*Goal*. Provide only the number of lines in the listing that contain the string "menu".

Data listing
----

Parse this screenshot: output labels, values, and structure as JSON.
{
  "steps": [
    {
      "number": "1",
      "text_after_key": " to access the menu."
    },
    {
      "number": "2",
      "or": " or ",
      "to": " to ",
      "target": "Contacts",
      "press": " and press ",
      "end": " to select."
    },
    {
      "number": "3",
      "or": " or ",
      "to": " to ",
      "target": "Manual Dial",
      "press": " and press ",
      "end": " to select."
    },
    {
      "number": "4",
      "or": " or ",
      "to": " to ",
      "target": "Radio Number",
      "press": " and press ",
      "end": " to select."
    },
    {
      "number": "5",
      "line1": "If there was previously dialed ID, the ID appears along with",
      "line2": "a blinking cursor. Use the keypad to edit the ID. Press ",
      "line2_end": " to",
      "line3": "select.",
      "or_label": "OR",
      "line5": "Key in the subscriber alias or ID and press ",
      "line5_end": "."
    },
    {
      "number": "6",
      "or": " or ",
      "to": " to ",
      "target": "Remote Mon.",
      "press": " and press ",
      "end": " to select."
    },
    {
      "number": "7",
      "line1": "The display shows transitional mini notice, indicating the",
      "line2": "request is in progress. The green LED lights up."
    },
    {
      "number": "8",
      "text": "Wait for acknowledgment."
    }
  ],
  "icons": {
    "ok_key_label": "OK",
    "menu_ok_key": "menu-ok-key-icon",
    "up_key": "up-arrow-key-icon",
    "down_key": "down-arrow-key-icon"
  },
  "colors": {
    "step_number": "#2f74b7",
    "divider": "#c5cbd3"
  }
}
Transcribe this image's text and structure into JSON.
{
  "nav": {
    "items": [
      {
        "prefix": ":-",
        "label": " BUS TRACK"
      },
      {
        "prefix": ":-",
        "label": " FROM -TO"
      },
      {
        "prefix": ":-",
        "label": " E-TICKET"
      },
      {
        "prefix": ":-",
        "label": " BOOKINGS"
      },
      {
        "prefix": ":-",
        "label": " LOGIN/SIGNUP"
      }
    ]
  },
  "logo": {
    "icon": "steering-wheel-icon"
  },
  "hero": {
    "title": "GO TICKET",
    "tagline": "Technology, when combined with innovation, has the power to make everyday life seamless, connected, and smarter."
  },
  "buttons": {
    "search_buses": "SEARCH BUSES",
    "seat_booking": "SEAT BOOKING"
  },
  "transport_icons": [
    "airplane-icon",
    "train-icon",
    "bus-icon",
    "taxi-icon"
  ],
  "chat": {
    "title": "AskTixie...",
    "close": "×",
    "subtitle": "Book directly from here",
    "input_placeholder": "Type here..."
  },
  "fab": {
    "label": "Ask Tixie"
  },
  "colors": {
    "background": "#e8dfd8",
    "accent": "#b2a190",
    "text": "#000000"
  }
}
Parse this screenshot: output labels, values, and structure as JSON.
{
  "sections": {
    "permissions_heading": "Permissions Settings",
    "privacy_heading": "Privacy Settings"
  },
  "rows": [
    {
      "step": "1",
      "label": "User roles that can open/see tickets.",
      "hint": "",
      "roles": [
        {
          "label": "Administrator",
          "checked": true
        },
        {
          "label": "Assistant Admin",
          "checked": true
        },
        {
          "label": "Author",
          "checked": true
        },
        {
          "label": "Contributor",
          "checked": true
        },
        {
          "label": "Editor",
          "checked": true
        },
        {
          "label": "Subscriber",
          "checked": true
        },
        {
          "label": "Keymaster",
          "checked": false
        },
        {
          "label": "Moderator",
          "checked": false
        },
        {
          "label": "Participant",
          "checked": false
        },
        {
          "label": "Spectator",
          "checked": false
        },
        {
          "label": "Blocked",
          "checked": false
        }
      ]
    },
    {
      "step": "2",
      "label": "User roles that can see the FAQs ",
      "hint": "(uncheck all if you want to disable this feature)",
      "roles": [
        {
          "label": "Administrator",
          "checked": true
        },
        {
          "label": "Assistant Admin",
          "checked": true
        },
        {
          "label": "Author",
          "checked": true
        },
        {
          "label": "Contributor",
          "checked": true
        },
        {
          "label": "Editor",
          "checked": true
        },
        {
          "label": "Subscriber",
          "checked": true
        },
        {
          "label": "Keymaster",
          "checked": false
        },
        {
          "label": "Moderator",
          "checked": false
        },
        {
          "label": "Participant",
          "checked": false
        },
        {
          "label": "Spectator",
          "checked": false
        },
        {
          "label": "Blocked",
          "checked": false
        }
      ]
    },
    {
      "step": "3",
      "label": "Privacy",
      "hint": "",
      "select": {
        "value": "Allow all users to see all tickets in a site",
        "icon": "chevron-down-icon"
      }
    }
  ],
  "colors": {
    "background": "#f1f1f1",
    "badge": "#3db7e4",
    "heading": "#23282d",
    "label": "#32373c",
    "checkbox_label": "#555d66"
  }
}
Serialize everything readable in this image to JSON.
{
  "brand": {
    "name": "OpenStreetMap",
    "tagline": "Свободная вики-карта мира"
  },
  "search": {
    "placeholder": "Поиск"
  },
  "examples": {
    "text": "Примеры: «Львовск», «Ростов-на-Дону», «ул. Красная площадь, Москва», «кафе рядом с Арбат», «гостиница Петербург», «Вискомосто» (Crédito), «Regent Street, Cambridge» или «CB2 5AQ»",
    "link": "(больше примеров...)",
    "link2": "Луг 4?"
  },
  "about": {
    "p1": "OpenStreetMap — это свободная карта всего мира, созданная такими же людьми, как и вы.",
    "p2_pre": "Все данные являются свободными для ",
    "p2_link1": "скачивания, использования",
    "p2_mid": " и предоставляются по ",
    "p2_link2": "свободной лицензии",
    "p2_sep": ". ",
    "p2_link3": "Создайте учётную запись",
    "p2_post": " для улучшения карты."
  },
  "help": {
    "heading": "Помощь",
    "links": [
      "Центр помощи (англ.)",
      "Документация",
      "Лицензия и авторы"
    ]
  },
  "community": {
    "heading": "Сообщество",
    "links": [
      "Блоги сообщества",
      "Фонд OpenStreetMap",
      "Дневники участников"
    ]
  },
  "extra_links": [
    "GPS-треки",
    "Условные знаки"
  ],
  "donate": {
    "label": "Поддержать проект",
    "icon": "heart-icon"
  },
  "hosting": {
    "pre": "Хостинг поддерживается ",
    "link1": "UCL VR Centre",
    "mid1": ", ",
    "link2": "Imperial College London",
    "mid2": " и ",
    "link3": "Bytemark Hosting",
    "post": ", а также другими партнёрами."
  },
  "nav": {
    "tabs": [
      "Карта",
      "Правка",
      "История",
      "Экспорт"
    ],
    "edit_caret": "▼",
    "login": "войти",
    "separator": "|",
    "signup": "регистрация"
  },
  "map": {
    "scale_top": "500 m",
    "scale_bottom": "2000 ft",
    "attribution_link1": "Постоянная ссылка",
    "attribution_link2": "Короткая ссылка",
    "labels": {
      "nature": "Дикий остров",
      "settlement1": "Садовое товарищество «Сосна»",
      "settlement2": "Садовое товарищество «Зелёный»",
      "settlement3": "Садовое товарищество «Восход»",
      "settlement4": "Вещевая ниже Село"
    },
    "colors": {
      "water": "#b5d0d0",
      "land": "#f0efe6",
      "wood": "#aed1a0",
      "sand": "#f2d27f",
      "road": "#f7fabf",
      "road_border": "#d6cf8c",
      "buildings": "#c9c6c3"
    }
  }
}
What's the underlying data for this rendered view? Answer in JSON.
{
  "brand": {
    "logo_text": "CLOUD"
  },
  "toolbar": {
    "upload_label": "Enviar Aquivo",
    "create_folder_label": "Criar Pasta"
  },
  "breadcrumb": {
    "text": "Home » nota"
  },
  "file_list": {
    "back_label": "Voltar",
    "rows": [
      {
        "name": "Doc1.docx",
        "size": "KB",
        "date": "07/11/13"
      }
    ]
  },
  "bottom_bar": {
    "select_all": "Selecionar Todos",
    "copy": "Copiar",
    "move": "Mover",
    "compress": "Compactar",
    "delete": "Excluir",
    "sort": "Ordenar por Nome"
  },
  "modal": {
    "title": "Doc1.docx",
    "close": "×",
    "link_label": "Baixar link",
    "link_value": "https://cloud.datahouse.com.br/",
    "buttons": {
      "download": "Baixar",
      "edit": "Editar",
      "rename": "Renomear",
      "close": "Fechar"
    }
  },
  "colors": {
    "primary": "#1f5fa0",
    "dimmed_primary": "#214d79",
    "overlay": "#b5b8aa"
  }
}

----

*Complete response*. 2